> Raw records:
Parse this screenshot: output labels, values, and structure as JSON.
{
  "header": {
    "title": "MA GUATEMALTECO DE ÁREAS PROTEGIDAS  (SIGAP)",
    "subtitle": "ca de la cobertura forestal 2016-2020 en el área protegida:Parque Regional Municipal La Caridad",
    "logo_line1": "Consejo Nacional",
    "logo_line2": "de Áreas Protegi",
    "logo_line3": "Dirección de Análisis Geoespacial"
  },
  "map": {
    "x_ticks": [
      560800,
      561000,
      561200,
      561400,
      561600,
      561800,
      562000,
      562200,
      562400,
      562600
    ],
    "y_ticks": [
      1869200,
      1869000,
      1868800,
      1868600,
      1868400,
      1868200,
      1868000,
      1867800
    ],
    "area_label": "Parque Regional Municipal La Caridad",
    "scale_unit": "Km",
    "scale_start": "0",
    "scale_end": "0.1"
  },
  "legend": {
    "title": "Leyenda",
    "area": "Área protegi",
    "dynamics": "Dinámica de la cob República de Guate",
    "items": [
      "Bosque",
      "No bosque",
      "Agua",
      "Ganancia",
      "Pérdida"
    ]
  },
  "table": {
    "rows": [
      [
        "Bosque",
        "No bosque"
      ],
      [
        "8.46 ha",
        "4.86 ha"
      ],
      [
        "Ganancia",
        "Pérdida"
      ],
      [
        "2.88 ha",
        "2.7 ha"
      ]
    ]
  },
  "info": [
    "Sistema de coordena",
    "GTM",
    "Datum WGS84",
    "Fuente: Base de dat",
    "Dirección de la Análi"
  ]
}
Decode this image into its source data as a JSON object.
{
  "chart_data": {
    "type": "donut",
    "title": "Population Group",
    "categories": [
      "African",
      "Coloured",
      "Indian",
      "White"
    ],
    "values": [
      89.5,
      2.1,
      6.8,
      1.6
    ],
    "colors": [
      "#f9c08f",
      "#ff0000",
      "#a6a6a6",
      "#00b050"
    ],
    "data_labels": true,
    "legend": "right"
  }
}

> Do this: Exactly as written, give the line containing "Decode this image" and all remaining lines of the records.

> The answer:
Decode this image into its source data as a JSON object.
{
  "chart_data": {
    "type": "donut",
    "title": "Population Group",
    "categories": [
      "African",
      "Coloured",
      "Indian",
      "White"
    ],
    "values": [
      89.5,
      2.1,
      6.8,
      1.6
    ],
    "colors": [
      "#f9c08f",
      "#ff0000",
      "#a6a6a6",
      "#00b050"
    ],
    "data_labels": true,
    "legend": "right"
  }
}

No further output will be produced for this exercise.